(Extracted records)
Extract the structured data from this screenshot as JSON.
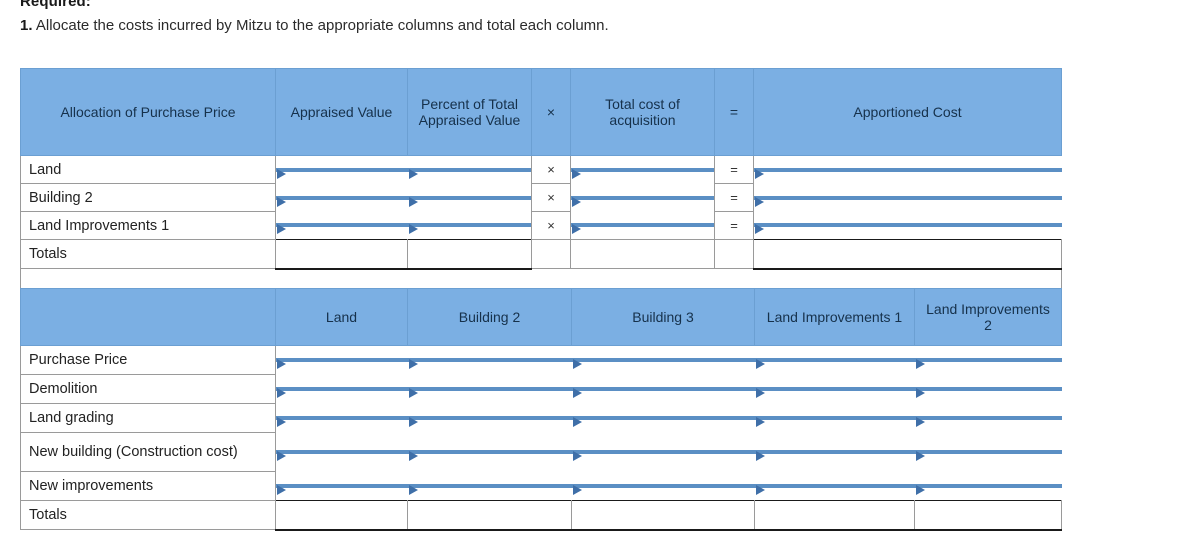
{
  "intro": {
    "required_label": "Required:",
    "question_number": "1.",
    "question_text": "Allocate the costs incurred by Mitzu to the appropriate columns and total each column."
  },
  "colors": {
    "header_blue": "#7bafe3",
    "input_border_blue": "#5b8fc4",
    "flag_blue": "#3f6fa8",
    "grid_gray": "#9a9a9a",
    "text": "#222222"
  },
  "table1": {
    "name": "allocation-of-purchase-price-table",
    "headers": [
      "Allocation of Purchase Price",
      "Appraised Value",
      "Percent of Total Appraised Value",
      "×",
      "Total cost of acquisition",
      "=",
      "Apportioned Cost"
    ],
    "operators": {
      "times": "×",
      "equals": "="
    },
    "rows": [
      {
        "label": "Land",
        "appraised_value": "",
        "percent_total": "",
        "times": "×",
        "total_cost": "",
        "equals": "=",
        "apportioned_cost": ""
      },
      {
        "label": "Building 2",
        "appraised_value": "",
        "percent_total": "",
        "times": "×",
        "total_cost": "",
        "equals": "=",
        "apportioned_cost": ""
      },
      {
        "label": "Land Improvements 1",
        "appraised_value": "",
        "percent_total": "",
        "times": "×",
        "total_cost": "",
        "equals": "=",
        "apportioned_cost": ""
      }
    ],
    "totals_row": {
      "label": "Totals",
      "appraised_value": "",
      "percent_total": "",
      "times": "",
      "total_cost": "",
      "equals": "",
      "apportioned_cost": ""
    }
  },
  "table2": {
    "name": "cost-allocation-by-asset-table",
    "headers": [
      "",
      "Land",
      "Building 2",
      "Building 3",
      "Land Improvements 1",
      "Land Improvements 2"
    ],
    "rows": [
      {
        "label": "Purchase Price",
        "land": "",
        "building2": "",
        "building3": "",
        "land_improvements_1": "",
        "land_improvements_2": ""
      },
      {
        "label": "Demolition",
        "land": "",
        "building2": "",
        "building3": "",
        "land_improvements_1": "",
        "land_improvements_2": ""
      },
      {
        "label": "Land grading",
        "land": "",
        "building2": "",
        "building3": "",
        "land_improvements_1": "",
        "land_improvements_2": ""
      },
      {
        "label": "New building (Construction cost)",
        "land": "",
        "building2": "",
        "building3": "",
        "land_improvements_1": "",
        "land_improvements_2": ""
      },
      {
        "label": "New improvements",
        "land": "",
        "building2": "",
        "building3": "",
        "land_improvements_1": "",
        "land_improvements_2": ""
      }
    ],
    "totals_row": {
      "label": "Totals",
      "land": "",
      "building2": "",
      "building3": "",
      "land_improvements_1": "",
      "land_improvements_2": ""
    }
  }
}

**DIRECTIONS FOR THIS TASK**
Copy out all the data exactly; skip the pictures.

**REPLY TO THE EXERCISE**
Extract the structured data from this screenshot as JSON.
{
  "intro": {
    "required_label": "Required:",
    "question_number": "1.",
    "question_text": "Allocate the costs incurred by Mitzu to the appropriate columns and total each column."
  },
  "colors": {
    "header_blue": "#7bafe3",
    "input_border_blue": "#5b8fc4",
    "flag_blue": "#3f6fa8",
    "grid_gray": "#9a9a9a",
    "text": "#222222"
  },
  "table1": {
    "name": "allocation-of-purchase-price-table",
    "headers": [
      "Allocation of Purchase Price",
      "Appraised Value",
      "Percent of Total Appraised Value",
      "×",
      "Total cost of acquisition",
      "=",
      "Apportioned Cost"
    ],
    "operators": {
      "times": "×",
      "equals": "="
    },
    "rows": [
      {
        "label": "Land",
        "appraised_value": "",
        "percent_total": "",
        "times": "×",
        "total_cost": "",
        "equals": "=",
        "apportioned_cost": ""
      },
      {
        "label": "Building 2",
        "appraised_value": "",
        "percent_total": "",
        "times": "×",
        "total_cost": "",
        "equals": "=",
        "apportioned_cost": ""
      },
      {
        "label": "Land Improvements 1",
        "appraised_value": "",
        "percent_total": "",
        "times": "×",
        "total_cost": "",
        "equals": "=",
        "apportioned_cost": ""
      }
    ],
    "totals_row": {
      "label": "Totals",
      "appraised_value": "",
      "percent_total": "",
      "times": "",
      "total_cost": "",
      "equals": "",
      "apportioned_cost": ""
    }
  },
  "table2": {
    "name": "cost-allocation-by-asset-table",
    "headers": [
      "",
      "Land",
      "Building 2",
      "Building 3",
      "Land Improvements 1",
      "Land Improvements 2"
    ],
    "rows": [
      {
        "label": "Purchase Price",
        "land": "",
        "building2": "",
        "building3": "",
        "land_improvements_1": "",
        "land_improvements_2": ""
      },
      {
        "label": "Demolition",
        "land": "",
        "building2": "",
        "building3": "",
        "land_improvements_1": "",
        "land_improvements_2": ""
      },
      {
        "label": "Land grading",
        "land": "",
        "building2": "",
        "building3": "",
        "land_improvements_1": "",
        "land_improvements_2": ""
      },
      {
        "label": "New building (Construction cost)",
        "land": "",
        "building2": "",
        "building3": "",
        "land_improvements_1": "",
        "land_improvements_2": ""
      },
      {
        "label": "New improvements",
        "land": "",
        "building2": "",
        "building3": "",
        "land_improvements_1": "",
        "land_improvements_2": ""
      }
    ],
    "totals_row": {
      "label": "Totals",
      "land": "",
      "building2": "",
      "building3": "",
      "land_improvements_1": "",
      "land_improvements_2": ""
    }
  }
}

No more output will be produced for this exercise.